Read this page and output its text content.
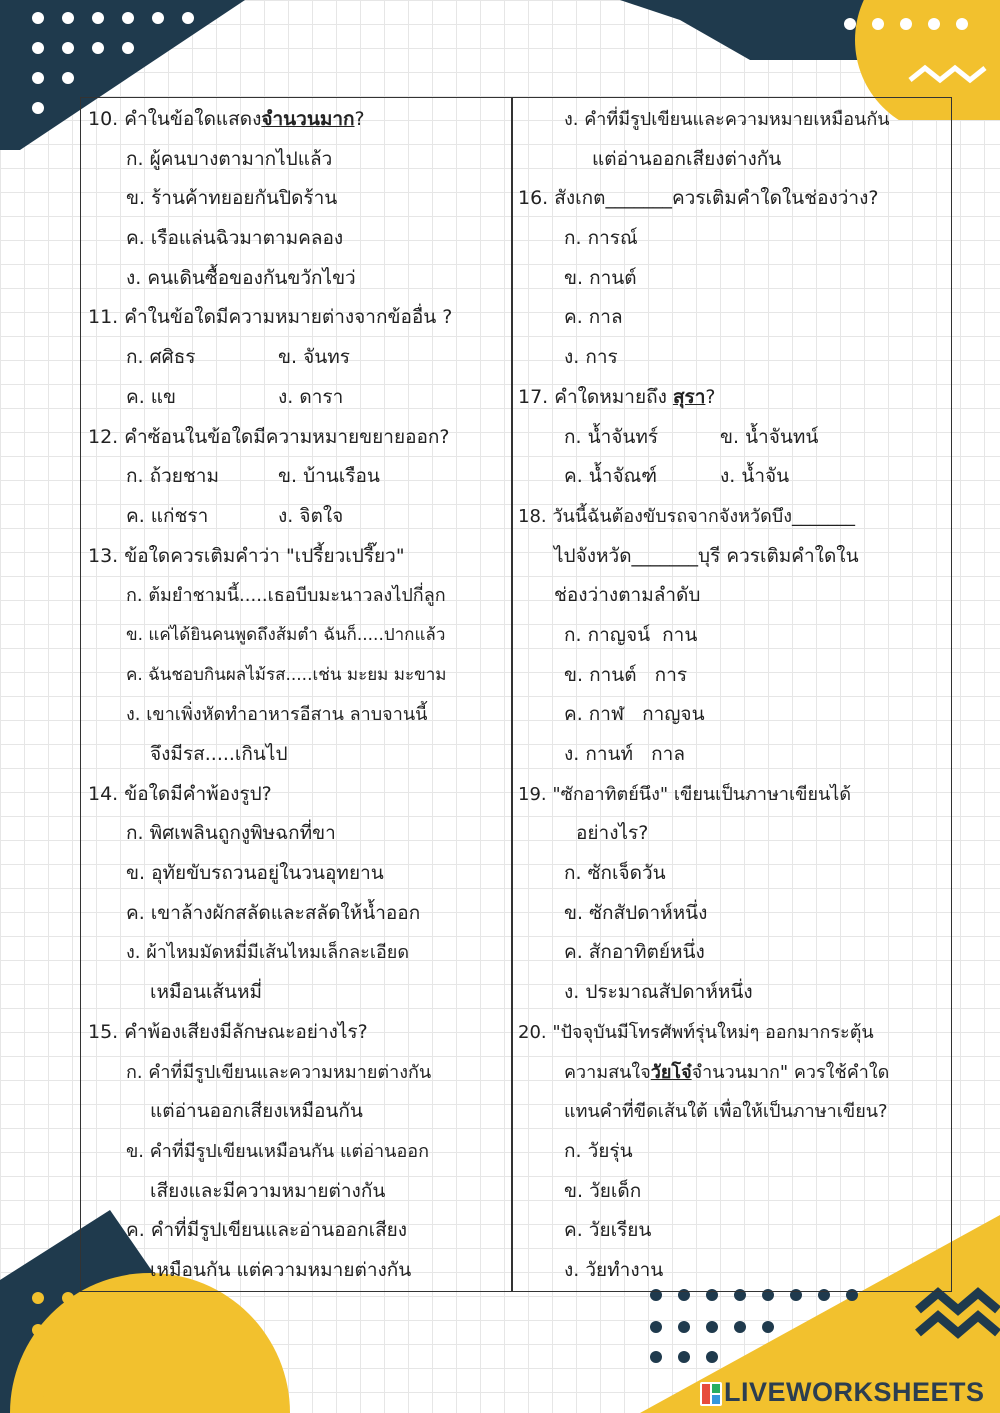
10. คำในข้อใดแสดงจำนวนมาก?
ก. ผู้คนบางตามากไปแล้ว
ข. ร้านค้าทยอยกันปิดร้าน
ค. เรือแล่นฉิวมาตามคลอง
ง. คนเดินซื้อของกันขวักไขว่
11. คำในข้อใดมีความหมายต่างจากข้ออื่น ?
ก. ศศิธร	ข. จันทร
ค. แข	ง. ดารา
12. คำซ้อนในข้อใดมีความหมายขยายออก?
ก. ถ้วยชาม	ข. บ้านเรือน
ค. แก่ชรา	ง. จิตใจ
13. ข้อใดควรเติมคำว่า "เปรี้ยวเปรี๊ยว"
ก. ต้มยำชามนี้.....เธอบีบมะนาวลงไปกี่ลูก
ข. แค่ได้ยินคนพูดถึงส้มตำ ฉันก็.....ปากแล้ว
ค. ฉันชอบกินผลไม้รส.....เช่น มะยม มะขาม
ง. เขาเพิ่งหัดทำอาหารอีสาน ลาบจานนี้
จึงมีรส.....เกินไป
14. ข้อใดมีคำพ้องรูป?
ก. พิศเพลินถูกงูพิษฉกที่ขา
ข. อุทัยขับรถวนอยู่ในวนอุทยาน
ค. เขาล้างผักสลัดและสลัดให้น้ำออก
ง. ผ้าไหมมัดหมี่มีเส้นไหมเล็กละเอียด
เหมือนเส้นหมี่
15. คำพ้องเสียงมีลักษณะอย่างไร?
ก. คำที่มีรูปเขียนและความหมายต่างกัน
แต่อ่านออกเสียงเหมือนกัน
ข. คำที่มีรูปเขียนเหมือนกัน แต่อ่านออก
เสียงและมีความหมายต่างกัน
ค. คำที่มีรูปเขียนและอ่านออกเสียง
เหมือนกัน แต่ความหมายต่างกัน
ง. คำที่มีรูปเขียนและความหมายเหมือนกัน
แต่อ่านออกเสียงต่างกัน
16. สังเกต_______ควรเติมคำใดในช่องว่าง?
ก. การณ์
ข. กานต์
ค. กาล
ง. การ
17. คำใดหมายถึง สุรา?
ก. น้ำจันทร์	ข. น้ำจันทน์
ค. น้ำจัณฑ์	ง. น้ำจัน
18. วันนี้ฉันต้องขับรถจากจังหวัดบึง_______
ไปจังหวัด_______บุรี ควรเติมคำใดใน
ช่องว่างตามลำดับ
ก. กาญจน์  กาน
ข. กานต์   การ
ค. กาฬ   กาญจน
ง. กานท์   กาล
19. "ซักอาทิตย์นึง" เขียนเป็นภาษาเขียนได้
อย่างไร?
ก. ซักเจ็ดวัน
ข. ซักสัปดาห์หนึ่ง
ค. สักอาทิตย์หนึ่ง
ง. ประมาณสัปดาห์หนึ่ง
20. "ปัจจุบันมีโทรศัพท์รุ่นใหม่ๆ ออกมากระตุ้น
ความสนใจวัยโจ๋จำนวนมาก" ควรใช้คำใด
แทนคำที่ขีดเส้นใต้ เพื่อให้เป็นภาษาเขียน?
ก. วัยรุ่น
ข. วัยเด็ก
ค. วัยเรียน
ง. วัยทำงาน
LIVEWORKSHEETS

******

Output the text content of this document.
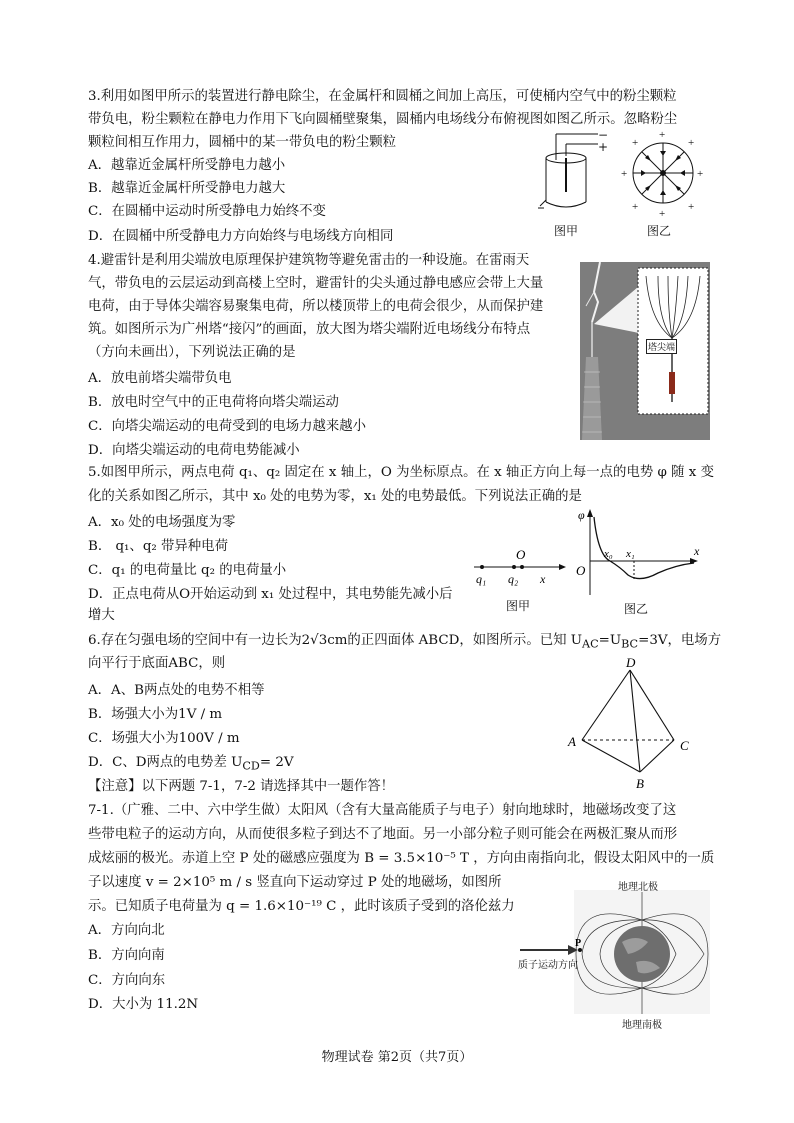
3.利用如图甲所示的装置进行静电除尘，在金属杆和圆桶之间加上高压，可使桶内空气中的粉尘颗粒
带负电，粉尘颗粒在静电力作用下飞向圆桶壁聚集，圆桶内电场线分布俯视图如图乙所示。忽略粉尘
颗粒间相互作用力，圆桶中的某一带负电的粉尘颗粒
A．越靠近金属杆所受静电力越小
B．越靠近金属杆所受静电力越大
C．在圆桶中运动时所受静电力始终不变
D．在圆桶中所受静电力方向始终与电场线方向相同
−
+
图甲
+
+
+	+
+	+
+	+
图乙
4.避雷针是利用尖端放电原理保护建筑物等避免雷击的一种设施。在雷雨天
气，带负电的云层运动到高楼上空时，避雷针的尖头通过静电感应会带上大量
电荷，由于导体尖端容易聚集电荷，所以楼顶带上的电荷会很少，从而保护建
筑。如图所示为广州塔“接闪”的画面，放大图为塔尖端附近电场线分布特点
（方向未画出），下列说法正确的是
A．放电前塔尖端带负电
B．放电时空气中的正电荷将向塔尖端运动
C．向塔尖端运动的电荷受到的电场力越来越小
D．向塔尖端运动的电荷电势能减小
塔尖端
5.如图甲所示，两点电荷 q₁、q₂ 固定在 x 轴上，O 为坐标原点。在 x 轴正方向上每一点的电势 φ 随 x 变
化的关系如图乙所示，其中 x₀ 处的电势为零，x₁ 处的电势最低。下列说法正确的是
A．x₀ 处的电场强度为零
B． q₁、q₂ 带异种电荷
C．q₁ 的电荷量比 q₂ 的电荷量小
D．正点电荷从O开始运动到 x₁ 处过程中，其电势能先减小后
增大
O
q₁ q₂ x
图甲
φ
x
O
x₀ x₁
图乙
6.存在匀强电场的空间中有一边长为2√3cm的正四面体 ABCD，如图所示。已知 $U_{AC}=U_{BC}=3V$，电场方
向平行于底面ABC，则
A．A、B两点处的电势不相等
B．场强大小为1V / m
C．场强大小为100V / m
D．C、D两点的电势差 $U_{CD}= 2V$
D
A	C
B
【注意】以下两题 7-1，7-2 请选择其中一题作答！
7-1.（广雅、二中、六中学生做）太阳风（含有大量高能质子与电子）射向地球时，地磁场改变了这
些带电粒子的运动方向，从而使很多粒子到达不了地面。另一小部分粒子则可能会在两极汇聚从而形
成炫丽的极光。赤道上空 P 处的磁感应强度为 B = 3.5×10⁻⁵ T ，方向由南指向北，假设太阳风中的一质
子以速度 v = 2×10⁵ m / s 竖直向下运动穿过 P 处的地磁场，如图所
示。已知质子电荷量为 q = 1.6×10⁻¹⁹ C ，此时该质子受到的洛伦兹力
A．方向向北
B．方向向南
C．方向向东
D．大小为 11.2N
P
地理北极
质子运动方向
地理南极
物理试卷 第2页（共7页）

******

**STATED TASK**: In the listing above, how many lines hold the word "กอาท"? Give the number and nothing more.

**REPLY**: 2